Repeat the material verbatim. Images are excluded from the copy.

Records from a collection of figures
** Begin **

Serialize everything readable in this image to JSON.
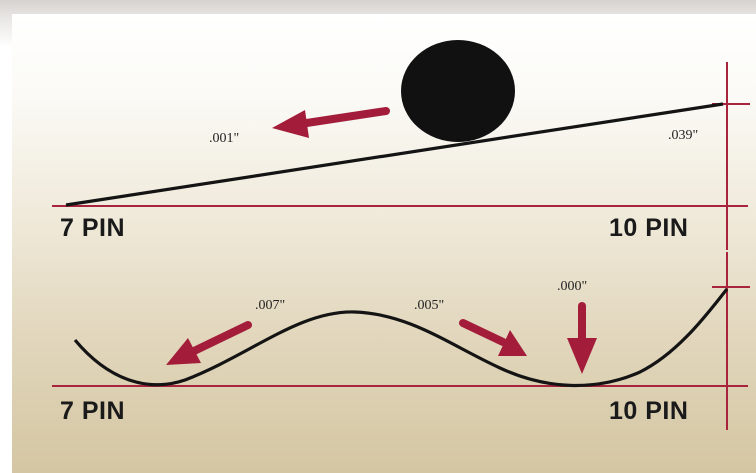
{
  "diagram": {
    "top": {
      "left_label": "7 PIN",
      "right_label": "10 PIN",
      "measure_left": ".001\"",
      "measure_right": ".039\""
    },
    "bottom": {
      "left_label": "7 PIN",
      "right_label": "10 PIN",
      "measure_1": ".007\"",
      "measure_2": ".005\"",
      "measure_3": ".000\""
    },
    "colors": {
      "baseline": "#a8243d",
      "arrow": "#a31d3a",
      "curve": "#141414",
      "ball": "#111111"
    }
  }
}
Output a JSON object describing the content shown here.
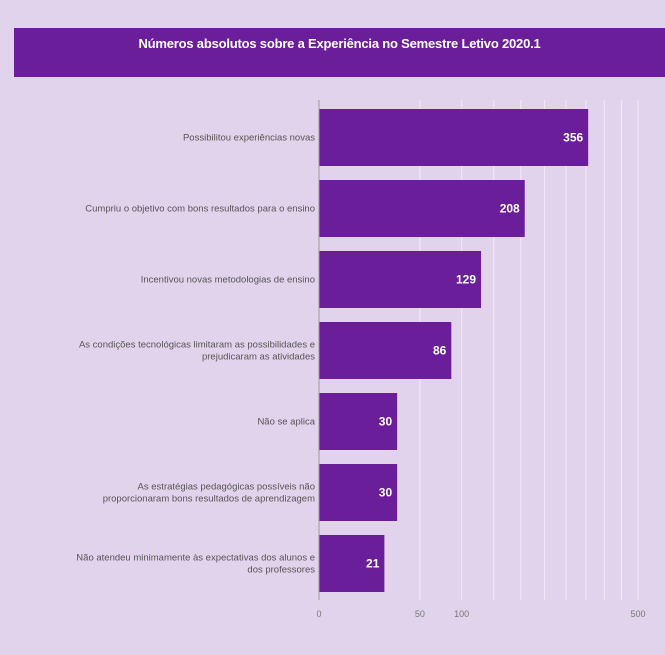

** End **

REPLY TO THE EXERCISE:
Serialize everything readable in this image to JSON.
{
  "diagram": {
    "top": {
      "left_label": "7 PIN",
      "right_label": "10 PIN",
      "measure_left": ".001\"",
      "measure_right": ".039\""
    },
    "bottom": {
      "left_label": "7 PIN",
      "right_label": "10 PIN",
      "measure_1": ".007\"",
      "measure_2": ".005\"",
      "measure_3": ".000\""
    },
    "colors": {
      "baseline": "#a8243d",
      "arrow": "#a31d3a",
      "curve": "#141414",
      "ball": "#111111"
    }
  }
}
Output a JSON object describing the content shown here.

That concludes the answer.